- Instructions for the task -
Select the lines that hold the word "Compressive" and copy each one.
-- Entries shown start --
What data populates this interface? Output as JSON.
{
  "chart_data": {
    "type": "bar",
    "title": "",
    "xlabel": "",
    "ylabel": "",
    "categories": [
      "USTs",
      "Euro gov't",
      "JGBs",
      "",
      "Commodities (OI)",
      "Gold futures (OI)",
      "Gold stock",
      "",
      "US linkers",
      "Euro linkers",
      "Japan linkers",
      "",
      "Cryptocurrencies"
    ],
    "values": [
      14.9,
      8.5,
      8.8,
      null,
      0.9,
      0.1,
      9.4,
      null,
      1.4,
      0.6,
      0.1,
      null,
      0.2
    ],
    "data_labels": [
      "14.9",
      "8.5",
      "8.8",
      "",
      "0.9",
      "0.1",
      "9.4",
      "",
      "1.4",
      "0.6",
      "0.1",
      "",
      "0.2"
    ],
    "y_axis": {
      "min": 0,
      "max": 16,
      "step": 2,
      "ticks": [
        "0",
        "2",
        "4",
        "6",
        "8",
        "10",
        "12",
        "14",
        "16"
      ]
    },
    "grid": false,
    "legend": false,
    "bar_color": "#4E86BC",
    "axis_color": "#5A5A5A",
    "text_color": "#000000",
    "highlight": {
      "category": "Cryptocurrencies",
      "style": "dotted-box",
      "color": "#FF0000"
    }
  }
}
-- Entries shown end --
-- Entries shown start --
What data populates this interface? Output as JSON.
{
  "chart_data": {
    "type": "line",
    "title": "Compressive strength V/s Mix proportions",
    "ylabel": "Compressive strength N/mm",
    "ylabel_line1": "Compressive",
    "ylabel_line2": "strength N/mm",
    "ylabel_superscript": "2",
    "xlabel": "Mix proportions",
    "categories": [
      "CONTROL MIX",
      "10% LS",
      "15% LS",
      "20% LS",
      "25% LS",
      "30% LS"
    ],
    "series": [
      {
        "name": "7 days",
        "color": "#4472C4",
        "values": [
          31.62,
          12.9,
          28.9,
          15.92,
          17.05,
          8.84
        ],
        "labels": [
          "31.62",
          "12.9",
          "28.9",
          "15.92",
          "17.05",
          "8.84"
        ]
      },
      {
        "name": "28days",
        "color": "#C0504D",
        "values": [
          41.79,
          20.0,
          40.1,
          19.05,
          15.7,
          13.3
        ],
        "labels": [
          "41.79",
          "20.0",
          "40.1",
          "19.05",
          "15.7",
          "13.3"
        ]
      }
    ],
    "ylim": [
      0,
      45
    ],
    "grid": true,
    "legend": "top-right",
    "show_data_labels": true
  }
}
-- Entries shown end --
- Written response -
    "title": "Compressive strength V/s Mix proportions",
    "ylabel": "Compressive strength N/mm",
    "ylabel_line1": "Compressive",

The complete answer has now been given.